What this task involves
Where a line below holds the string "text", copy that line.

Stored data entries
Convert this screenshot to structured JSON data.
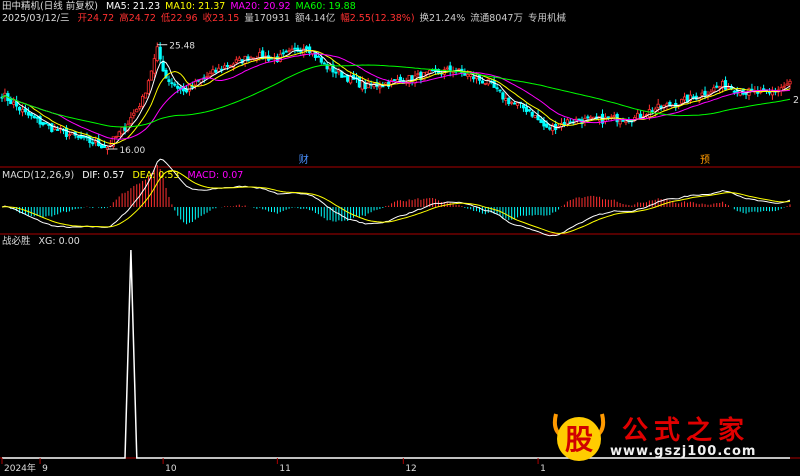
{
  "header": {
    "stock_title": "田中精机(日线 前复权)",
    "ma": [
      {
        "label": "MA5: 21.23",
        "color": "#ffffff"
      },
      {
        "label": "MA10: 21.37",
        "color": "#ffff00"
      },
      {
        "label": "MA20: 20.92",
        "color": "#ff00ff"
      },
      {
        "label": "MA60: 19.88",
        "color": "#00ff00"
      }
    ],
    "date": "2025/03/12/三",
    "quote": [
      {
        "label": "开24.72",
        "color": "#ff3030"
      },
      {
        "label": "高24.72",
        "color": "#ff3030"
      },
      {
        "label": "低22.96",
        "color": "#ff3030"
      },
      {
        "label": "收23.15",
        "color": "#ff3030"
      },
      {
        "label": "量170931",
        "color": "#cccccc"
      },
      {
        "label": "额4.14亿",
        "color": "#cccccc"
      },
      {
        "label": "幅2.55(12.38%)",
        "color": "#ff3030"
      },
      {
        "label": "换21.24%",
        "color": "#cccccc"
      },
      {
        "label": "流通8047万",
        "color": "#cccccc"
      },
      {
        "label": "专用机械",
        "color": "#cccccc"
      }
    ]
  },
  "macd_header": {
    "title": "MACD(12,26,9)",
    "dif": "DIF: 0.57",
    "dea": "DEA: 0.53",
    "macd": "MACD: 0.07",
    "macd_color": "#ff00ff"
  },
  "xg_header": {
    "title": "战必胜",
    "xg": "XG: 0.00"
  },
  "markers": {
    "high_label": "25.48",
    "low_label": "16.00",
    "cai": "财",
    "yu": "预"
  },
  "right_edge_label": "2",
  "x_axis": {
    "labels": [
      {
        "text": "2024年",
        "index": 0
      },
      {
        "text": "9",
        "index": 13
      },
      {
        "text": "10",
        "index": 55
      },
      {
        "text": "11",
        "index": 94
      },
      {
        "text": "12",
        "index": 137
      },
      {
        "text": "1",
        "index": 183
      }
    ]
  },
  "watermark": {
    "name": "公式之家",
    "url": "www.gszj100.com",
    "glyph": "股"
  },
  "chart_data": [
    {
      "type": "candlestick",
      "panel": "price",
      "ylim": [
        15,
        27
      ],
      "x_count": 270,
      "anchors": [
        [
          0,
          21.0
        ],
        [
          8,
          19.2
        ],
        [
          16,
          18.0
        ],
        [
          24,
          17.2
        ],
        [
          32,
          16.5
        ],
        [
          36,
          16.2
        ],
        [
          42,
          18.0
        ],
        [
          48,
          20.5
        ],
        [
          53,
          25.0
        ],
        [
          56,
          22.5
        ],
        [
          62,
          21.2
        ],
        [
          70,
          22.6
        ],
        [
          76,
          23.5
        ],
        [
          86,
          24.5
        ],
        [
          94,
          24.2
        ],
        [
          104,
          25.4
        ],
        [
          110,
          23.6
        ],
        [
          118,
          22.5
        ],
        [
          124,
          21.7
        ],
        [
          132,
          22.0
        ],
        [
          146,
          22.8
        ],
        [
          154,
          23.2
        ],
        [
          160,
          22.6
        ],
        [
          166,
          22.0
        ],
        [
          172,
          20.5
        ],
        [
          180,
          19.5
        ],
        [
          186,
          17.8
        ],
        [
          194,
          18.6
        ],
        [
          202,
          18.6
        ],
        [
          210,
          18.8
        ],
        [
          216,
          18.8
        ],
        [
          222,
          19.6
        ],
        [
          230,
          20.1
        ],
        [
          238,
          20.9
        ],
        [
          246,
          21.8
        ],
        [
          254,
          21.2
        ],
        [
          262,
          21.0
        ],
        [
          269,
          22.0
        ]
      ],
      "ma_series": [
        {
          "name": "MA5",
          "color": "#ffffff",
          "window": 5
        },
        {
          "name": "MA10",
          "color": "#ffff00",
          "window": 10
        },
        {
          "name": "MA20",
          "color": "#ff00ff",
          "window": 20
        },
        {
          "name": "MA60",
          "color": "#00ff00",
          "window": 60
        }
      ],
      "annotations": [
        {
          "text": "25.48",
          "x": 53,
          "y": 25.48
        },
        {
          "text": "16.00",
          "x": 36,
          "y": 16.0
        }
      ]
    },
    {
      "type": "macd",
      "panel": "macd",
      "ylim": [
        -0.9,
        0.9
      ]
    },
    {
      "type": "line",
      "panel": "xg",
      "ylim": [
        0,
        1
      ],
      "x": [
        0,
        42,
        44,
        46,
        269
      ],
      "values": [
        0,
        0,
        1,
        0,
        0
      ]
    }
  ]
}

Answer to this task
        "text": "2024年",
        "text": "9",
        "text": "10",
        "text": "11",
        "text": "12",
        "text": "1",
          "text": "25.48",
          "text": "16.00",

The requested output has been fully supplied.